WHAT YOU SHOULD DO: Pick out the lines below that contain the string "ylabel" and copy them all.

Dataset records
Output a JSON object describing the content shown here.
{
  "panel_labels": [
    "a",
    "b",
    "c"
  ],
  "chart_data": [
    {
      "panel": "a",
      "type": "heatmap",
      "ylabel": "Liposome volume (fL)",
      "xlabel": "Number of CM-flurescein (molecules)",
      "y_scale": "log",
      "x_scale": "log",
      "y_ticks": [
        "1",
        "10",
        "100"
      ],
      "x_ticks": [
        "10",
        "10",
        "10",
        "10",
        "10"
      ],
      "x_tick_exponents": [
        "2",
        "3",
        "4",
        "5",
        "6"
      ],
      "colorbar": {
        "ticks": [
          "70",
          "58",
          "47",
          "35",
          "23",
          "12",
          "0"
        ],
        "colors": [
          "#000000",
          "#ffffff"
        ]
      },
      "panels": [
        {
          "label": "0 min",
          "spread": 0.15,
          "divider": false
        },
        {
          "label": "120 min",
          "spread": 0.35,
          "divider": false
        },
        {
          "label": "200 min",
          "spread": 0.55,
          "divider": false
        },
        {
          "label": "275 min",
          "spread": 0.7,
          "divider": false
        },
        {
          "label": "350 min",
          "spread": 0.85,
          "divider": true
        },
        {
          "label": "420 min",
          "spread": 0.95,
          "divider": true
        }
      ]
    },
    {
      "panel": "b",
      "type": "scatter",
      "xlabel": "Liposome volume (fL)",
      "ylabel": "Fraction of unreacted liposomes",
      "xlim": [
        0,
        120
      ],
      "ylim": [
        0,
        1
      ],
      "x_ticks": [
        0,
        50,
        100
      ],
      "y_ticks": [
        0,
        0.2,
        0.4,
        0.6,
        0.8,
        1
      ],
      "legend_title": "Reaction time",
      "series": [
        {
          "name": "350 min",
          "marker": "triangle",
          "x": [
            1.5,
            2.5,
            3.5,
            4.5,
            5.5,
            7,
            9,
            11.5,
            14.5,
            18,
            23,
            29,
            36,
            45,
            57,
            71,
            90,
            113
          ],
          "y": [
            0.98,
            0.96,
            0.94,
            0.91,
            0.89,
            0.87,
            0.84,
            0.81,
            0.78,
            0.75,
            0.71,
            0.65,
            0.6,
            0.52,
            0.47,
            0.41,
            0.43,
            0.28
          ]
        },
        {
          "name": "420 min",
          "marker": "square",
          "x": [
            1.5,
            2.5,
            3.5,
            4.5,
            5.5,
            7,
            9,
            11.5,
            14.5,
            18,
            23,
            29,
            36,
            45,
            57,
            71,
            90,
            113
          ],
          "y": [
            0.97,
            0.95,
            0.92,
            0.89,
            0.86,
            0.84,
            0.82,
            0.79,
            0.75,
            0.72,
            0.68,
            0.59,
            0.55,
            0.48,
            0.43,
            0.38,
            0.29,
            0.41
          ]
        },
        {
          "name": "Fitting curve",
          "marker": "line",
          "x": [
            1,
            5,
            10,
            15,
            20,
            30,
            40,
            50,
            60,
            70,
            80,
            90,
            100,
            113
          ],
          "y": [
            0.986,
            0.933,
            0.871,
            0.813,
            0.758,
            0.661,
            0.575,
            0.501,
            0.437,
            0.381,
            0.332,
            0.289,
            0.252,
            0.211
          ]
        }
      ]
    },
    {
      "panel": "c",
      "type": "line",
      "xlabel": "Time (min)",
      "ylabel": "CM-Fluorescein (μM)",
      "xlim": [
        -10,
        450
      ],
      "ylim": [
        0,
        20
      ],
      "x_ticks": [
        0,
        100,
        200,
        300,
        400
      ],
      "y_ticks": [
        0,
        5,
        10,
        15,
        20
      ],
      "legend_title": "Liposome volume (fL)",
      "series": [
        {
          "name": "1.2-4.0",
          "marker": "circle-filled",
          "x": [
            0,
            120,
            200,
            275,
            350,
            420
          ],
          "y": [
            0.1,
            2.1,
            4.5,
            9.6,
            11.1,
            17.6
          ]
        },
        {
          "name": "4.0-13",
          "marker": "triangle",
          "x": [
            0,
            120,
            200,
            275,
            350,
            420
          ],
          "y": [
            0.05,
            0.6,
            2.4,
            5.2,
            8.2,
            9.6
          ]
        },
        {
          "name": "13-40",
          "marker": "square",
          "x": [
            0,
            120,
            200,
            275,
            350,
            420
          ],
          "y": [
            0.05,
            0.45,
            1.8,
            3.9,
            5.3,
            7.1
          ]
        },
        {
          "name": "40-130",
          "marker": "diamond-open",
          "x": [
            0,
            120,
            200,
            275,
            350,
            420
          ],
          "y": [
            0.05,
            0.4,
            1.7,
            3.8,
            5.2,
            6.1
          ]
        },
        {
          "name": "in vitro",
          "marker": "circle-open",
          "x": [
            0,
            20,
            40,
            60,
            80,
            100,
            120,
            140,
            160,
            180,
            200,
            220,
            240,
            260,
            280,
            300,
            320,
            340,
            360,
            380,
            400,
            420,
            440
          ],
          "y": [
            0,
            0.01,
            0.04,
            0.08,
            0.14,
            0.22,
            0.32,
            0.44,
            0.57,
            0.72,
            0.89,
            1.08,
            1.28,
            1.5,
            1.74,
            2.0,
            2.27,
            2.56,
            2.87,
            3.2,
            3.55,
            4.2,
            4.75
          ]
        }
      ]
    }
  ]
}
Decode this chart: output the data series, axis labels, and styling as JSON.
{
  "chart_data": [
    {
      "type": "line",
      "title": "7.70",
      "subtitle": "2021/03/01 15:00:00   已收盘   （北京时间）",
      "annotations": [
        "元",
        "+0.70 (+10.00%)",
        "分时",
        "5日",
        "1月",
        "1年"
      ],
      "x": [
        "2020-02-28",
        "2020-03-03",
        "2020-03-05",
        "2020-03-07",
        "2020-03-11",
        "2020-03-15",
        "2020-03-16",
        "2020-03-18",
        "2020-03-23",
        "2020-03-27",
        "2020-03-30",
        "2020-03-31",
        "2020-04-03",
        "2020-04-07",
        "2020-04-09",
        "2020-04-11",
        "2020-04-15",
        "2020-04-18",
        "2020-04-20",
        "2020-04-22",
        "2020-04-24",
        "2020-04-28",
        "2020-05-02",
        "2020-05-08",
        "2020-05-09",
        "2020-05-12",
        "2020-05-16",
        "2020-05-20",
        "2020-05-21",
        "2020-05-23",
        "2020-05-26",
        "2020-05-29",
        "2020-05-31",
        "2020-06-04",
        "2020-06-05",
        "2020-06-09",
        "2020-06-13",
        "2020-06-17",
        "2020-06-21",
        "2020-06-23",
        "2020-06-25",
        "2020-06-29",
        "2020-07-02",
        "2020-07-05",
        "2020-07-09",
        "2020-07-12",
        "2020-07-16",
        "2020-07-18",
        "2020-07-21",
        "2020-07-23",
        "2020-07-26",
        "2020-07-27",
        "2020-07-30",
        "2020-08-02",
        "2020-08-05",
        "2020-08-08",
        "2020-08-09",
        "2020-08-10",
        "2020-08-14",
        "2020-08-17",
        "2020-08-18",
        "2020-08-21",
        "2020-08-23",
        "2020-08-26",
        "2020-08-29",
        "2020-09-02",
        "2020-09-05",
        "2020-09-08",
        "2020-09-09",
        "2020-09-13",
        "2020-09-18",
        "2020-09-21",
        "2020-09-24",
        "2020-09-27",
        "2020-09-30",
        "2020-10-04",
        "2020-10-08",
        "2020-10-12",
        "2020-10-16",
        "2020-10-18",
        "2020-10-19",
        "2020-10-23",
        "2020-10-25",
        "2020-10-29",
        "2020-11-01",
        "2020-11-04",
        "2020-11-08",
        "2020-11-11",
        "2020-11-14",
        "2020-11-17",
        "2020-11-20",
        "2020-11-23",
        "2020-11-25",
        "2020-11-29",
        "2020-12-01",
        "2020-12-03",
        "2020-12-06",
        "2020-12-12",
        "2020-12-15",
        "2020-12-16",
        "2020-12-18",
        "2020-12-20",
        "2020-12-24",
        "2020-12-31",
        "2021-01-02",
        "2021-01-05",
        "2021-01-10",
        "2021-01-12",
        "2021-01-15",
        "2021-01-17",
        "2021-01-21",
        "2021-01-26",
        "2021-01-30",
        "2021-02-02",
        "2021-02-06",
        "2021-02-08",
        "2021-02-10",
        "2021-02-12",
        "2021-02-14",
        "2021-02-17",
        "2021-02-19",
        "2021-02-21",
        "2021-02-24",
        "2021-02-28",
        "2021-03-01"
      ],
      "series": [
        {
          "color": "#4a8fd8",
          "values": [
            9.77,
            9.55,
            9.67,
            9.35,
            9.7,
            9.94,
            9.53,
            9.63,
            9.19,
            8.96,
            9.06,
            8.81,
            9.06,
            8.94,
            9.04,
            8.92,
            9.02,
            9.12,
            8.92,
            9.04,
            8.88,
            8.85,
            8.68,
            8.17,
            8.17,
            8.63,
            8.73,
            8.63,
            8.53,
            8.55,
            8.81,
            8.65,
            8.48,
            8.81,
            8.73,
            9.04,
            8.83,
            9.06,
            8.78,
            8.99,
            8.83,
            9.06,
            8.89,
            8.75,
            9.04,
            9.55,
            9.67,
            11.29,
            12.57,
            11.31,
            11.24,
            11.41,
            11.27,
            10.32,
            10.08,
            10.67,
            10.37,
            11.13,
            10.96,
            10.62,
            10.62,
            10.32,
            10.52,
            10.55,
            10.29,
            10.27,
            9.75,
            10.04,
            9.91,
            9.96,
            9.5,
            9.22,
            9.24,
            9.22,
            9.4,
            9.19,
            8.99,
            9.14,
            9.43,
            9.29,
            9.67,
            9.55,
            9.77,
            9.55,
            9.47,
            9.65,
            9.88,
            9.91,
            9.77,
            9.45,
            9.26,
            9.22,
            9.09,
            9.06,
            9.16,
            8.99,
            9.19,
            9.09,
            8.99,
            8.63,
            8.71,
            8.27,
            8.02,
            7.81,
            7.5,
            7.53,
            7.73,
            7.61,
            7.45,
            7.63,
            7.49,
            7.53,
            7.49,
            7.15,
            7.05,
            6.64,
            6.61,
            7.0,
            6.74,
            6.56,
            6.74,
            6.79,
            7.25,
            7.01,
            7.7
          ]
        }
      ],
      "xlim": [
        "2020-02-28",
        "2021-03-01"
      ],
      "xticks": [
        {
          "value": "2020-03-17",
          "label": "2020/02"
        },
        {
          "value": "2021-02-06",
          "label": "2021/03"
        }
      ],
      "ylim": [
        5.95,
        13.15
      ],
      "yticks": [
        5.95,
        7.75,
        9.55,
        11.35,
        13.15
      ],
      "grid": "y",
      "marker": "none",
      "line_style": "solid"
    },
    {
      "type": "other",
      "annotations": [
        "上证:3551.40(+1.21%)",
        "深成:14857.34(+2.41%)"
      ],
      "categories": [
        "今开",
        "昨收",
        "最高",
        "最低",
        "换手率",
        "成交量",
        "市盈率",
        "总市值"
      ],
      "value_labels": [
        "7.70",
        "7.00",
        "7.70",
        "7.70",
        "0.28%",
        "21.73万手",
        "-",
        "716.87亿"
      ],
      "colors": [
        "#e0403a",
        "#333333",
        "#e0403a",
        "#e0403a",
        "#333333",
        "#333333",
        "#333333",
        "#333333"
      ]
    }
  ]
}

THE RESULT:
      "ylabel": "Liposome volume (fL)",
      "ylabel": "Fraction of unreacted liposomes",
      "ylabel": "CM-Fluorescein (μM)",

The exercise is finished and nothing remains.